Data listing:
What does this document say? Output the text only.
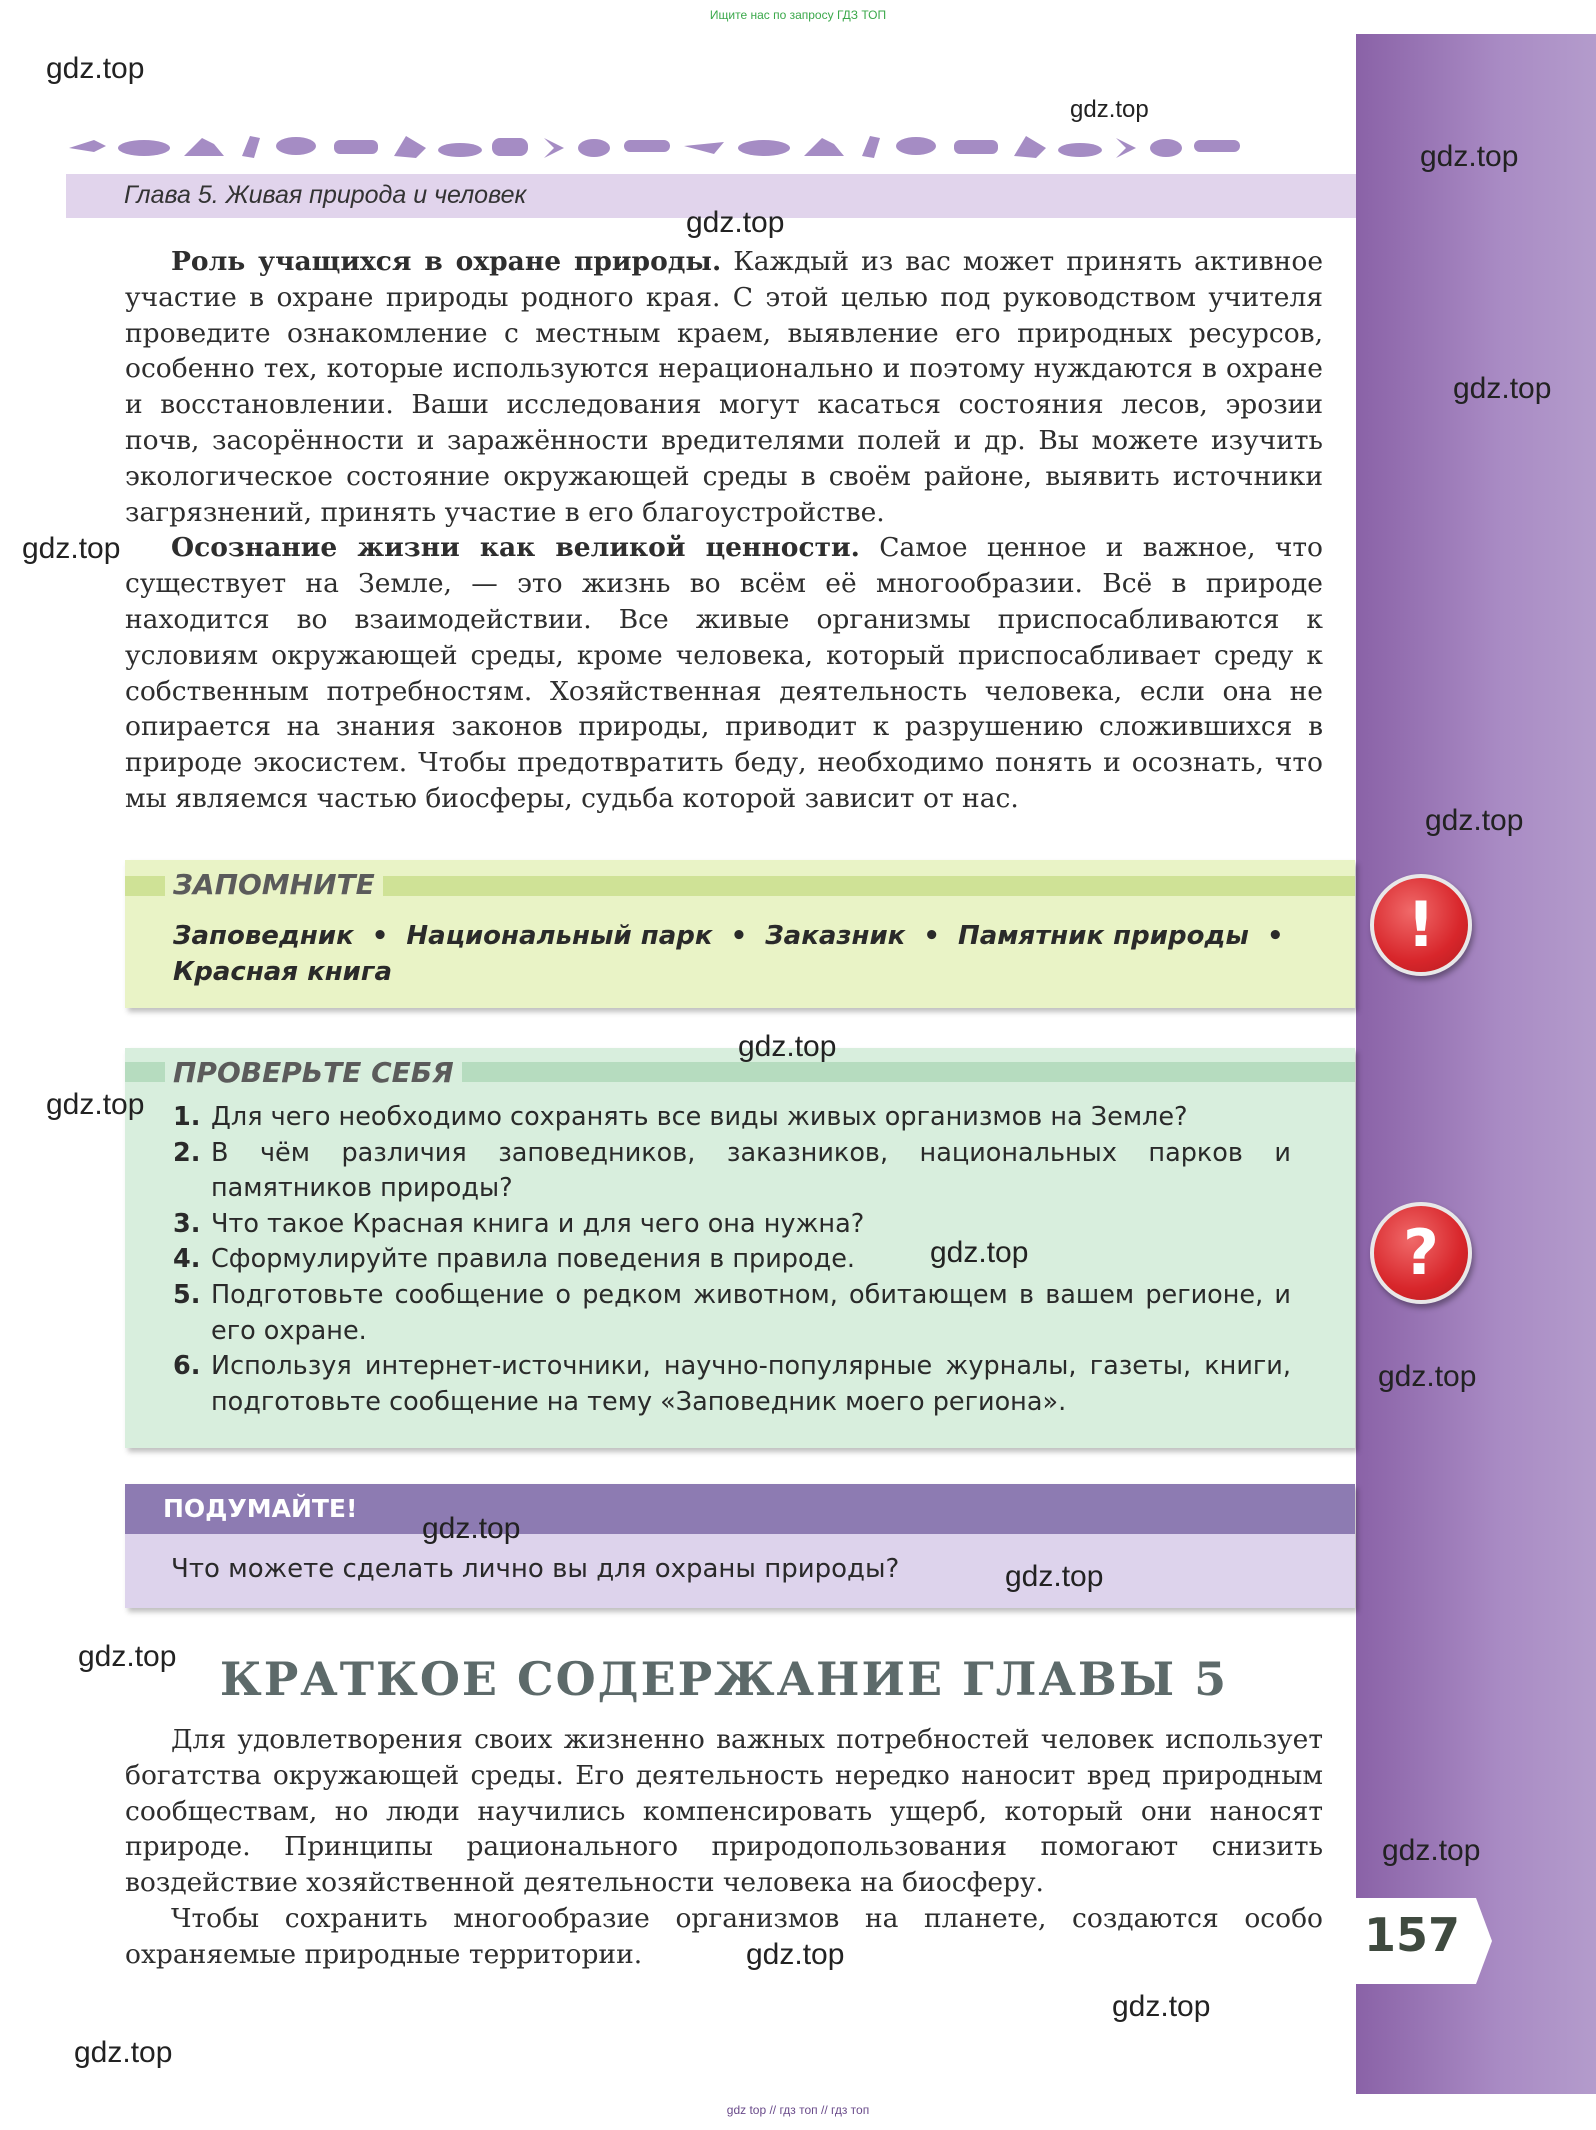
Ищите нас по запросу ГДЗ ТОП
Глава 5. Живая природа и человек

Роль учащихся в охране природы. Каждый из вас может принять активное участие в охране природы родного края. С этой целью под руководством учителя проведите ознакомление с местным краем, выявление его природных ресурсов, особенно тех, которые используются нерационально и поэтому нуждаются в охране и восстановлении. Ваши исследования могут касаться состояния лесов, эрозии почв, засорённости и заражённости вредителями полей и др. Вы можете изучить экологическое состояние окружающей среды в своём районе, выявить источники загрязнений, принять участие в его благоустройстве.

Осознание жизни как великой ценности. Самое ценное и важное, что существует на Земле, — это жизнь во всём её многообразии. Всё в природе находится во взаимодействии. Все живые организмы приспосабливаются к условиям окружающей среды, кроме человека, который приспосабливает среду к собственным потребностям. Хозяйственная деятельность человека, если она не опирается на знания законов природы, приводит к разрушению сложившихся в природе экосистем. Чтобы предотвратить беду, необходимо понять и осознать, что мы являемся частью биосферы, судьба которой зависит от нас.

ЗАПОМНИТЕ
Заповедник • Национальный парк • Заказник • Памятник природы •
Красная книга
!
ПРОВЕРЬТЕ СЕБЯ
1. Для чего необходимо сохранять все виды живых организмов на Земле?
2. В чём различия заповедников, заказников, национальных парков и памятников природы?
3. Что такое Красная книга и для чего она нужна?
4. Сформулируйте правила поведения в природе.
5. Подготовьте сообщение о редком животном, обитающем в вашем регионе, и его охране.
6. Используя интернет-источники, научно-популярные журналы, газеты, книги, подготовьте сообщение на тему «Заповедник моего региона».
?
ПОДУМАЙТЕ!
Что можете сделать лично вы для охраны природы?
КРАТКОЕ СОДЕРЖАНИЕ ГЛАВЫ 5

Для удовлетворения своих жизненно важных потребностей человек использует богатства окружающей среды. Его деятельность нередко наносит вред природным сообществам, но люди научились компенсировать ущерб, который они наносят природе. Принципы рационального природопользования помогают снизить воздействие хозяйственной деятельности человека на биосферу.

Чтобы сохранить многообразие организмов на планете, создаются особо охраняемые природные территории.	157
gdz.top
gdz.top
gdz.top
gdz.top
gdz.top
gdz.top
gdz.top
gdz.top
gdz.top
gdz.top
gdz.top
gdz.top
gdz.top
gdz.top
gdz.top
gdz.top
gdz.top
gdz.top
gdz top // гдз топ // гдз топ
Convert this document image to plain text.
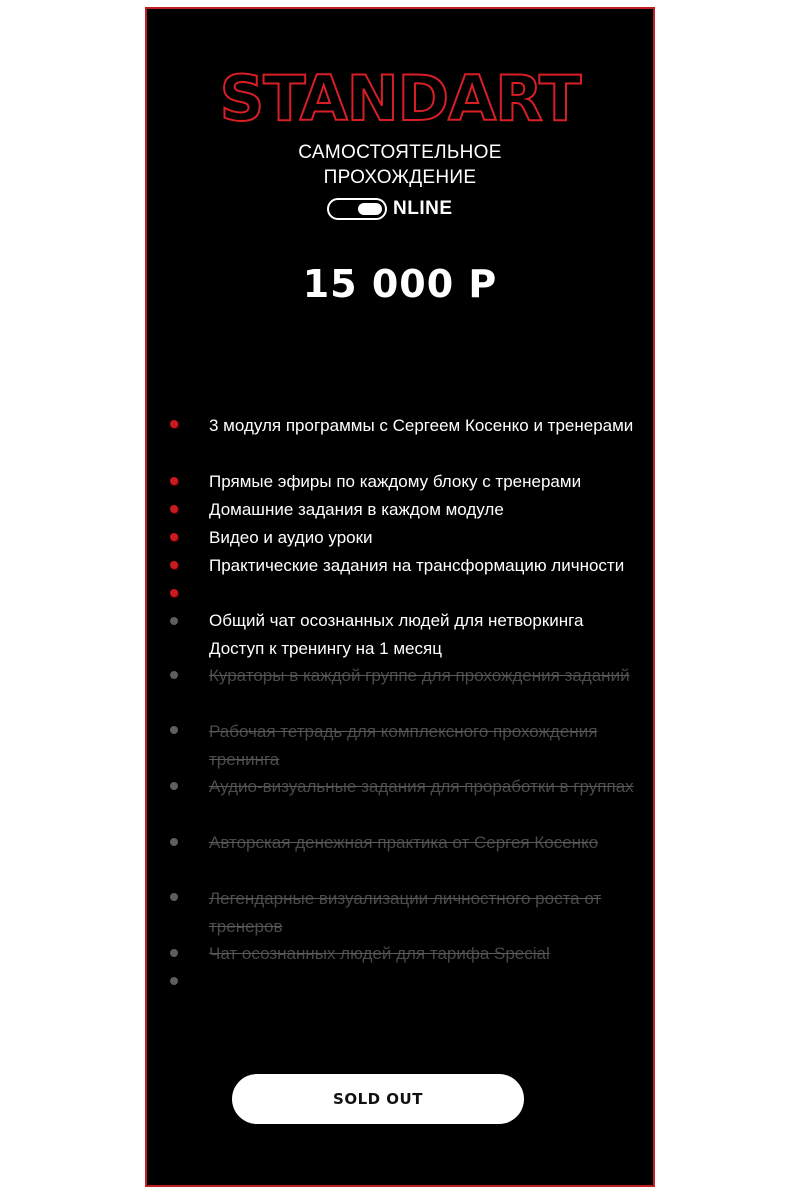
STANDART
САМОСТОЯТЕЛЬНОЕ
ПРОХОЖДЕНИЕ
NLINE
15 000 Р
3 модуля программы с Сергеем Косенко и тренерами
Прямые эфиры по каждому блоку с тренерами
Домашние задания в каждом модуле
Видео и аудио уроки
Практические задания на трансформацию личности
Общий чат осознанных людей для нетворкинга
Доступ к тренингу на 1 месяц
Кураторы в каждой группе для прохождения заданий
Рабочая тетрадь для комплексного прохождения тренинга
Аудио-визуальные задания для проработки в группах
Авторская денежная практика от Сергея Косенко
Легендарные визуализации личностного роста от тренеров
Чат осознанных людей для тарифа Special
SOLD OUT
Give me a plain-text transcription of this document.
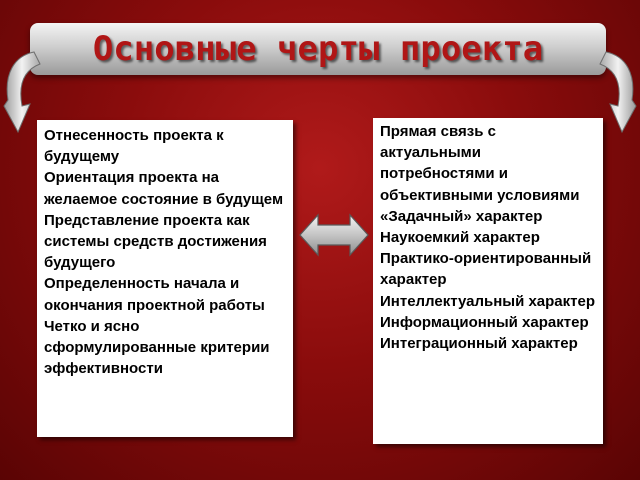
Основные черты проекта
Отнесенность проекта к будущему
Ориентация проекта на желаемое состояние в будущем
Представление проекта как системы средств достижения будущего
Определенность начала и окончания проектной работы
Четко и ясно сформулированные критерии эффективности
Прямая связь с актуальными потребностями и объективными условиями
«Задачный» характер
Наукоемкий характер
Практико-ориентированный характер
Интеллектуальный характер
Информационный характер
Интеграционный характер
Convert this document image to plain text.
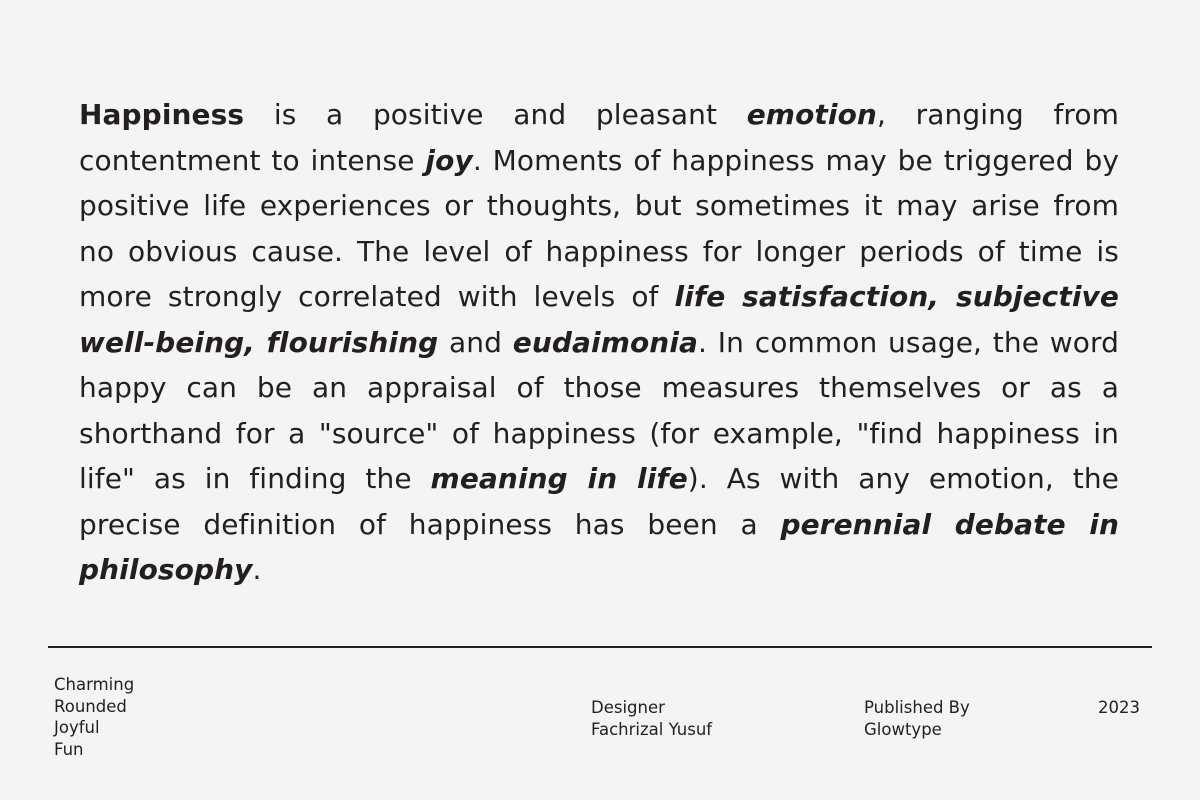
Happiness is a positive and pleasant emotion, ranging from contentment to intense joy. Moments of happiness may be triggered by positive life experiences or thoughts, but sometimes it may arise from no obvious cause. The level of happiness for longer periods of time is more strongly correlated with levels of life satisfaction, subjective well-being, flourishing and eudaimonia. In common usage, the word happy can be an appraisal of those measures themselves or as a shorthand for a "source" of happiness (for example, "find happiness in life" as in finding the meaning in life). As with any emotion, the precise definition of happiness has been a perennial debate in philosophy.

Charming
Rounded
Joyful
Fun
Designer
Fachrizal Yusuf
Published By
Glowtype
2023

What to do: Restate the whole of the material word for word without the pictures.

Correct output:
What does this document say? Output the text only.
Ищите нас по запросу ГДЗ ТОП
Глава 5. Живая природа и человек

Роль учащихся в охране природы. Каждый из вас может принять активное участие в охране природы родного края. С этой целью под руководством учителя проведите ознакомление с местным краем, выявление его природных ресурсов, особенно тех, которые используются нерационально и поэтому нуждаются в охране и восстановлении. Ваши исследования могут касаться состояния лесов, эрозии почв, засорённости и заражённости вредителями полей и др. Вы можете изучить экологическое состояние окружающей среды в своём районе, выявить источники загрязнений, принять участие в его благоустройстве.

Осознание жизни как великой ценности. Самое ценное и важное, что существует на Земле, — это жизнь во всём её многообразии. Всё в природе находится во взаимодействии. Все живые организмы приспосабливаются к условиям окружающей среды, кроме человека, который приспосабливает среду к собственным потребностям. Хозяйственная деятельность человека, если она не опирается на знания законов природы, приводит к разрушению сложившихся в природе экосистем. Чтобы предотвратить беду, необходимо понять и осознать, что мы являемся частью биосферы, судьба которой зависит от нас.

ЗАПОМНИТЕ
Заповедник • Национальный парк • Заказник • Памятник природы •
Красная книга
!
ПРОВЕРЬТЕ СЕБЯ
1. Для чего необходимо сохранять все виды живых организмов на Земле?
2. В чём различия заповедников, заказников, национальных парков и памятников природы?
3. Что такое Красная книга и для чего она нужна?
4. Сформулируйте правила поведения в природе.
5. Подготовьте сообщение о редком животном, обитающем в вашем регионе, и его охране.
6. Используя интернет-источники, научно-популярные журналы, газеты, книги, подготовьте сообщение на тему «Заповедник моего региона».
?
ПОДУМАЙТЕ!
Что можете сделать лично вы для охраны природы?
КРАТКОЕ СОДЕРЖАНИЕ ГЛАВЫ 5

Для удовлетворения своих жизненно важных потребностей человек использует богатства окружающей среды. Его деятельность нередко наносит вред природным сообществам, но люди научились компенсировать ущерб, который они наносят природе. Принципы рационального природопользования помогают снизить воздействие хозяйственной деятельности человека на биосферу.

Чтобы сохранить многообразие организмов на планете, создаются особо охраняемые природные территории.	157
gdz.top
gdz.top
gdz.top
gdz.top
gdz.top
gdz.top
gdz.top
gdz.top
gdz.top
gdz.top
gdz.top
gdz.top
gdz.top
gdz.top
gdz.top
gdz.top
gdz.top
gdz.top
gdz top // гдз топ // гдз топ
Convert this document image to plain text.
STANDART
САМОСТОЯТЕЛЬНОЕ
ПРОХОЖДЕНИЕ
NLINE
15 000 Р
3 модуля программы с Сергеем Косенко и тренерами
Прямые эфиры по каждому блоку с тренерами
Домашние задания в каждом модуле
Видео и аудио уроки
Практические задания на трансформацию личности
Общий чат осознанных людей для нетворкинга
Доступ к тренингу на 1 месяц
Кураторы в каждой группе для прохождения заданий
Рабочая тетрадь для комплексного прохождения тренинга
Аудио-визуальные задания для проработки в группах
Авторская денежная практика от Сергея Косенко
Легендарные визуализации личностного роста от тренеров
Чат осознанных людей для тарифа Special
SOLD OUT
Give me a plain-text transcription of this document.
Основные черты проекта
Отнесенность проекта к будущему
Ориентация проекта на желаемое состояние в будущем
Представление проекта как системы средств достижения будущего
Определенность начала и окончания проектной работы
Четко и ясно сформулированные критерии эффективности
Прямая связь с актуальными потребностями и объективными условиями
«Задачный» характер
Наукоемкий характер
Практико-ориентированный характер
Интеллектуальный характер
Информационный характер
Интеграционный характер
Convert this document image to plain text.
Happiness is a positive and pleasant emotion, ranging from contentment to intense joy. Moments of happiness may be triggered by positive life experiences or thoughts, but sometimes it may arise from no obvious cause. The level of happiness for longer periods of time is more strongly correlated with levels of life satisfaction, subjective well-being, flourishing and eudaimonia. In common usage, the word happy can be an appraisal of those measures themselves or as a shorthand for a "source" of happiness (for example, "find happiness in life" as in finding the meaning in life). As with any emotion, the precise definition of happiness has been a perennial debate in philosophy.

Charming
Rounded
Joyful
Fun
Designer
Fachrizal Yusuf
Published By
Glowtype
2023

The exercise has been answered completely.